** Begin RECORDS **

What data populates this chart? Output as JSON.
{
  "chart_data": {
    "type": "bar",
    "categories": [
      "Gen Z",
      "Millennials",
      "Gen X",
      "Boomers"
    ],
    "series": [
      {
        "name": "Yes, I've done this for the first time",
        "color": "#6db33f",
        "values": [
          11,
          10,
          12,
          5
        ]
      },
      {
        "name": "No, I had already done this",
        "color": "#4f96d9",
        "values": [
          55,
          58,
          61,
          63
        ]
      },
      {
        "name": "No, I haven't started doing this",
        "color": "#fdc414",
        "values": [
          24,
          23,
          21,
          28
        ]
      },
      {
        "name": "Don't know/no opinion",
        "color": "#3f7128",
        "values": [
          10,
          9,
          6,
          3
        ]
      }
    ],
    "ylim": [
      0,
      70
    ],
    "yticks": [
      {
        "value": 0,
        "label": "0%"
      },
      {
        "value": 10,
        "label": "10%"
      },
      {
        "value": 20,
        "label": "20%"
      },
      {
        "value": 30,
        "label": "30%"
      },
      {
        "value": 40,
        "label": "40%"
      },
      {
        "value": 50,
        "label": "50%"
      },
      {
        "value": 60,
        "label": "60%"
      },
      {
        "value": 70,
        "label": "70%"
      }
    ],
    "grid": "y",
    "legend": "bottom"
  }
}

** End RECORDS **

▶ [STATED GOAL] Reproduce each line of the material above precisely.

▶ [WRITTEN RESPONSE]
What data populates this chart? Output as JSON.
{
  "chart_data": {
    "type": "bar",
    "categories": [
      "Gen Z",
      "Millennials",
      "Gen X",
      "Boomers"
    ],
    "series": [
      {
        "name": "Yes, I've done this for the first time",
        "color": "#6db33f",
        "values": [
          11,
          10,
          12,
          5
        ]
      },
      {
        "name": "No, I had already done this",
        "color": "#4f96d9",
        "values": [
          55,
          58,
          61,
          63
        ]
      },
      {
        "name": "No, I haven't started doing this",
        "color": "#fdc414",
        "values": [
          24,
          23,
          21,
          28
        ]
      },
      {
        "name": "Don't know/no opinion",
        "color": "#3f7128",
        "values": [
          10,
          9,
          6,
          3
        ]
      }
    ],
    "ylim": [
      0,
      70
    ],
    "yticks": [
      {
        "value": 0,
        "label": "0%"
      },
      {
        "value": 10,
        "label": "10%"
      },
      {
        "value": 20,
        "label": "20%"
      },
      {
        "value": 30,
        "label": "30%"
      },
      {
        "value": 40,
        "label": "40%"
      },
      {
        "value": 50,
        "label": "50%"
      },
      {
        "value": 60,
        "label": "60%"
      },
      {
        "value": 70,
        "label": "70%"
      }
    ],
    "grid": "y",
    "legend": "bottom"
  }
}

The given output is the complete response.